私が調べる限りでは、問題のロットに含まれるプベルル酸の量に関連する情報が見られるのは、小林製薬から厚生労働省の薬事・食品衛生審議会に提出されたという資料(公開済み)くらいで非常に限られます。その資料には、保存されていた紅麹原料のロットサンプルをHPLCで分析したと思われるもの(写真中①~④, ⑦~⑨)が記載されています。質量に関する情報は読み取れません。

これを見ると、2023年9月および同年10月に製造されたロット(③②)において、確かに赤矢印で示された「ピークX=プベルル酸(と同定)」の含有量が大幅に増えているように見えます。しかしこの資料に示す分析結果が、ロットサンプル全体の構成成分を万遍なく分析できているかどうか不明であるため、これだけを見て正確な議論をすることは難しいです。

どちらかと言えば、問題を理解しやすくする目的で、プベルル酸に似た性質を持つものの検出方法のみに絞ったもので、さらに縦の縮尺を変えて表示している可能性が高いと思われます。その場合、通常含まれている「意図した成分」に対するプベルル酸の相対的な量を知ることはできません。

もしプベルル酸の含有量が通常では見逃すほどの、例えば極小さなピークで表れるような微量だったとしたら、複数の人を死に至らせるほど極めて強力な毒性があるのでしょうか。ちなみに、マウスが死んだという試験では結構な量のプベルル酸を入れていたと思います。なので、結構な量のプベルル酸を摂取しないと人は死なないのではないかとも想像します。あるいは毒性自体は弱くてもその物質が体外に排出されにくい人の場合は体内にたまっていくなど、他の因子との複合的な要因が関与する可能性も考えられます。

少し話はそれますが、プベルル酸を生産する青カビが作ると報告されている特異な化合物が他にも知られているならば、HPLCによる分析を用いて、それらを問題の製品から探すことも解明の糸口として有効でしょう。もし仮に検出されれば、どこかの段階で青カビが混入したことを更に有力視できるだけの「物証」が得られると思います。一般的に、問題とされる青カビがプベルル酸のみを生産するとは考えにくいからです。

いずれにせよ、プベルル酸以外のものが原因物質である可能性も捨てずに、多角的に検証することが重要だと思っています。

- _課題_: プベルル酸についての本文によると、小林製薬の資料で「ピークX」の含有量が大幅に増えているように見えるのは、いつ製造されたロットですか。 本文に書かれている内容だけを根拠にしてください。

- _抽出情報_:
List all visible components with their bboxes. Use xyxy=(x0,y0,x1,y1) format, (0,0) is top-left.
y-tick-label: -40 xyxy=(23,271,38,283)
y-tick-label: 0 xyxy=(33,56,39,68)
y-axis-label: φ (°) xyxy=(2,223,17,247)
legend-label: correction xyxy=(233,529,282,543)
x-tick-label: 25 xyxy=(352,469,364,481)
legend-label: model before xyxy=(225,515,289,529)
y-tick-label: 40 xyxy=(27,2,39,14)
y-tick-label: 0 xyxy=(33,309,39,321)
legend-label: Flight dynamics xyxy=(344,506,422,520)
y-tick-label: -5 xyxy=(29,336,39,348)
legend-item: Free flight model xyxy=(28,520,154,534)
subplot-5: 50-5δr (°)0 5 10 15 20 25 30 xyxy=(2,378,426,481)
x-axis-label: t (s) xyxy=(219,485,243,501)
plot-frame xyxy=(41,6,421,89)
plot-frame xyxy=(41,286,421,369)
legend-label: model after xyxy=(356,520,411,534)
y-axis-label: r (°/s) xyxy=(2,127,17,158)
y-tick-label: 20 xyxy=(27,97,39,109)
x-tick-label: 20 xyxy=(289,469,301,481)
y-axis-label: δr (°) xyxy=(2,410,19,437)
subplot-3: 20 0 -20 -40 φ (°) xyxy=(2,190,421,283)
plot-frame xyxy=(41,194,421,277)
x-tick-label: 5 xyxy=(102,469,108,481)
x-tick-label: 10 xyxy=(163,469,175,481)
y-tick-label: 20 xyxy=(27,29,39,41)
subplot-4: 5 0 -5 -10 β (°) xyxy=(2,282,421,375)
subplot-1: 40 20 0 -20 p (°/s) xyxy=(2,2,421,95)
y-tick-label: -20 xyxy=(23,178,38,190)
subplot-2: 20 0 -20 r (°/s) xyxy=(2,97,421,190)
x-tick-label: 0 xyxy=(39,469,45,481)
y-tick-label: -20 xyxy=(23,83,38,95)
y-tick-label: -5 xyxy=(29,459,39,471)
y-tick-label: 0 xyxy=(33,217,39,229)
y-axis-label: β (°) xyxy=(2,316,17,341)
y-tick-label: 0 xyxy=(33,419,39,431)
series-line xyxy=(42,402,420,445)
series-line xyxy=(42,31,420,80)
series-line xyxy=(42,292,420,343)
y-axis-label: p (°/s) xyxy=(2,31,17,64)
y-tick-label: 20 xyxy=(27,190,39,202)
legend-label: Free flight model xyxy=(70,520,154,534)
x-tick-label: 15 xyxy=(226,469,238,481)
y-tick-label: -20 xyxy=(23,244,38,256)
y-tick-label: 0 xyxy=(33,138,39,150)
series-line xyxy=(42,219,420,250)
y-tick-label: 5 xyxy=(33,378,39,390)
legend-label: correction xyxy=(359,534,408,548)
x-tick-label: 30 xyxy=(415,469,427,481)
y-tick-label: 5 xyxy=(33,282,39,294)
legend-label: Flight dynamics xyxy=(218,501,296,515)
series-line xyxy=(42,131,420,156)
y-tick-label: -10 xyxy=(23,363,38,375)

- _解答欄_: 2023年9月および同年10月に製造されたロットです。